§ **What this task involves**:
Pick every line with "https" from the material below.

Dataset excerpts
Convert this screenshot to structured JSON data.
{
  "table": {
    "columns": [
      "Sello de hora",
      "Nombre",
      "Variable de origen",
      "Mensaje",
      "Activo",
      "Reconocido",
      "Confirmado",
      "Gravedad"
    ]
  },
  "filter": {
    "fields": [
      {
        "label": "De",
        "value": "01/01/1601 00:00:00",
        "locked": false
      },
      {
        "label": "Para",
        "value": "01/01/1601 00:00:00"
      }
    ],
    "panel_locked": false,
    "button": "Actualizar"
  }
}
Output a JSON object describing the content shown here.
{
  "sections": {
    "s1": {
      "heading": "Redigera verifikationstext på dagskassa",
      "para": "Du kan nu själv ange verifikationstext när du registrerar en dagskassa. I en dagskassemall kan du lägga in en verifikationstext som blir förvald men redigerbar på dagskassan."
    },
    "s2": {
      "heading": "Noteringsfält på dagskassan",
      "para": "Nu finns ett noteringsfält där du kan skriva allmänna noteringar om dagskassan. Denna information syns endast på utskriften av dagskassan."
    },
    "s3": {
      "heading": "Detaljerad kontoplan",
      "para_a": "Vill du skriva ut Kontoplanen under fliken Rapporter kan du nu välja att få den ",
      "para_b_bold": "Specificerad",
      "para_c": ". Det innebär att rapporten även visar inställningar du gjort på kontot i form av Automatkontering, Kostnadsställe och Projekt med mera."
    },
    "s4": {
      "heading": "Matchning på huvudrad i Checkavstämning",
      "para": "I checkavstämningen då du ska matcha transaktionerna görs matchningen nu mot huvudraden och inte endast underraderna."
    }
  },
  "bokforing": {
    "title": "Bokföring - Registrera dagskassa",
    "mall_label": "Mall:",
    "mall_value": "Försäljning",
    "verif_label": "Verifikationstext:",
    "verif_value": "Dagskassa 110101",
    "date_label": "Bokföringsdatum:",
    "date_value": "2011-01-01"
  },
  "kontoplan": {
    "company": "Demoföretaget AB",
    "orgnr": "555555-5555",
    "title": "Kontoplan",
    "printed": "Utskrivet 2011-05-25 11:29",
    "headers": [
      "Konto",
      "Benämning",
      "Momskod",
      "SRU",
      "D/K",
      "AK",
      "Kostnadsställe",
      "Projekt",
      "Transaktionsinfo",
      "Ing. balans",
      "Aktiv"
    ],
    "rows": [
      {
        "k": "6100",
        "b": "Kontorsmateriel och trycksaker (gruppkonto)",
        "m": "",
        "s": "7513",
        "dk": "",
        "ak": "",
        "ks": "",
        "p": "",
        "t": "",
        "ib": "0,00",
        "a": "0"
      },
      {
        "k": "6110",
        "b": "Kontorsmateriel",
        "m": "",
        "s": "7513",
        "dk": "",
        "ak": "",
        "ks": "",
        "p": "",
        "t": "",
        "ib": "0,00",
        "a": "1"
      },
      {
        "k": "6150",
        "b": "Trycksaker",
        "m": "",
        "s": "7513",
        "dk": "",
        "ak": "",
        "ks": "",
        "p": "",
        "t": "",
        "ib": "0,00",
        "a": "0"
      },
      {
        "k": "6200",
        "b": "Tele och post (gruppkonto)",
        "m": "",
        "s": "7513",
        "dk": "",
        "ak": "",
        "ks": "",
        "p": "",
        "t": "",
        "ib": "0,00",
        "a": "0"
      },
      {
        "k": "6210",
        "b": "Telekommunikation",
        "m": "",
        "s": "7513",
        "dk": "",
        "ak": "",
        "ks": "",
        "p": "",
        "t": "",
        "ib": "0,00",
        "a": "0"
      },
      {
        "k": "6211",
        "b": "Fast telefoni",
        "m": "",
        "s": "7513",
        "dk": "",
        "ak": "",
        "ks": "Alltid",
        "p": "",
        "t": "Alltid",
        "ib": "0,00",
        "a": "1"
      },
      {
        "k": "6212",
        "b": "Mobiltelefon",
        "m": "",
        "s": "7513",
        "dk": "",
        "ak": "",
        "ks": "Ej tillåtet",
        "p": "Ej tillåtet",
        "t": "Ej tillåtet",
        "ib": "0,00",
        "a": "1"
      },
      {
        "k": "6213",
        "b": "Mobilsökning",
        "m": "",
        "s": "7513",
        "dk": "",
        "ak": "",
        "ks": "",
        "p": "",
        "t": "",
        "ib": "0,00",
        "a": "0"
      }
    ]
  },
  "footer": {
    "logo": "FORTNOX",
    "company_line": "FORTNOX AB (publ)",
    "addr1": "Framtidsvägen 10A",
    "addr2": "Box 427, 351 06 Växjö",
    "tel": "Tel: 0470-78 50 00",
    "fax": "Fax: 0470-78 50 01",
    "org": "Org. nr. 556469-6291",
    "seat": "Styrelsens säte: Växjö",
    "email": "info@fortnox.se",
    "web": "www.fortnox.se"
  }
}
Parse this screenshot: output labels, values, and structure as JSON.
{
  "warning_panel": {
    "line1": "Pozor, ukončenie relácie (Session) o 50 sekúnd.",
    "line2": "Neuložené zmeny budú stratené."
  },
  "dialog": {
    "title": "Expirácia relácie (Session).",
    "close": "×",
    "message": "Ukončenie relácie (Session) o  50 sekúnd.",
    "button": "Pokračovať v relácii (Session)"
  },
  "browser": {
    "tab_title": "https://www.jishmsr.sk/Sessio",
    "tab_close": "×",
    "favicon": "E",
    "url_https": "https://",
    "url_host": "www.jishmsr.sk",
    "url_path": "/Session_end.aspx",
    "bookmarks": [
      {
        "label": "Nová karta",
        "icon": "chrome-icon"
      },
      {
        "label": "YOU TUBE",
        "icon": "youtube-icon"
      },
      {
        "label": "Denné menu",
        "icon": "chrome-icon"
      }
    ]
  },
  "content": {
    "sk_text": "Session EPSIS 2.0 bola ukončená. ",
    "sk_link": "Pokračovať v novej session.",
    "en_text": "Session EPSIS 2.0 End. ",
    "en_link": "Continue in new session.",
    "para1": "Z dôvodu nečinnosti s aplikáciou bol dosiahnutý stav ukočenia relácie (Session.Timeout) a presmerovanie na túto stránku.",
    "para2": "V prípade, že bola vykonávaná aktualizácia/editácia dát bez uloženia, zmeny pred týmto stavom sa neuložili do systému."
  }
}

§ **Answer to the problem**:
    "tab_title": "https://www.jishmsr.sk/Sessio",
    "url_https": "https://",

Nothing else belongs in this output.